Please list all lines of the material below in which the string "настоящего" occurs.

[Dataset records]
════════════════════

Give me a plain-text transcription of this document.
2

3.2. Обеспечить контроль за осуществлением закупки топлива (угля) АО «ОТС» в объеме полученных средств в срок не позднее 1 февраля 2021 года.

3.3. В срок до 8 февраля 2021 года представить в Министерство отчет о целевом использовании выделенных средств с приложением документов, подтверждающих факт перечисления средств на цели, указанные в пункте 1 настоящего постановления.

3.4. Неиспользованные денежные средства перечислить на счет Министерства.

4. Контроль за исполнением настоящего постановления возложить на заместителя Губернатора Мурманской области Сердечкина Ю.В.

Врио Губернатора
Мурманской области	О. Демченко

════════════════════

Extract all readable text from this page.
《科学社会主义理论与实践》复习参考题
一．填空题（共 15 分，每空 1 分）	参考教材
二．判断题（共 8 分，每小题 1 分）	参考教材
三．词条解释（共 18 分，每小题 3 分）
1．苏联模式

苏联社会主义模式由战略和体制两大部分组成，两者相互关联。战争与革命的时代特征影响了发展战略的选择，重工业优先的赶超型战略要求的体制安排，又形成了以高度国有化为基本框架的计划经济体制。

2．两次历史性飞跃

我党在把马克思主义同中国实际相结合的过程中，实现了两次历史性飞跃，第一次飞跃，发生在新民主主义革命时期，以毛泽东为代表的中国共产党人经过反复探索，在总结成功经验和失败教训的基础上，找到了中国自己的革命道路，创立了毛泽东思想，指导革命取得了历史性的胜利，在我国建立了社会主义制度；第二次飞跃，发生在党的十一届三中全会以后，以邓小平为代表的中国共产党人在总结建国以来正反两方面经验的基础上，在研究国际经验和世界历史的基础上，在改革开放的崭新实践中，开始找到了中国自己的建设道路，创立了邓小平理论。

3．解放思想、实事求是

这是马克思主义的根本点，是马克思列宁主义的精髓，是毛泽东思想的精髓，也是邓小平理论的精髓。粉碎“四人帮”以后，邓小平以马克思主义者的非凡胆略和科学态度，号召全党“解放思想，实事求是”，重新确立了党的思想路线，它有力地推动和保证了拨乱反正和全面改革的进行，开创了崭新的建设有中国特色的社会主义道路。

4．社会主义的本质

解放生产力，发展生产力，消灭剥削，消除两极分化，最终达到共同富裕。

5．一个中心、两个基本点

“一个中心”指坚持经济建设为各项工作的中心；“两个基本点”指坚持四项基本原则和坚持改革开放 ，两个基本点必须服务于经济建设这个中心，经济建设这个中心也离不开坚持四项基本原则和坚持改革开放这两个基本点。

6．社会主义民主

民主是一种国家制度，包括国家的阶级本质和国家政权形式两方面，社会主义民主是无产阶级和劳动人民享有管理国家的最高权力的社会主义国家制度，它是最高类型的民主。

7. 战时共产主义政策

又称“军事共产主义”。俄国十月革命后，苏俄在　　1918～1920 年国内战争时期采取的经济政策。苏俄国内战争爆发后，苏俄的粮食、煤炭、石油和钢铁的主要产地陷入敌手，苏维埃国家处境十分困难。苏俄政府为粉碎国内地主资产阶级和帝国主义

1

════════════════════

» Correct answer:
3.3. В срок до 8 февраля 2021 года представить в Министерство отчет о целевом использовании выделенных средств с приложением документов, подтверждающих факт перечисления средств на цели, указанные в пункте 1 настоящего постановления.
4. Контроль за исполнением настоящего постановления возложить на заместителя Губернатора Мурманской области Сердечкина Ю.В.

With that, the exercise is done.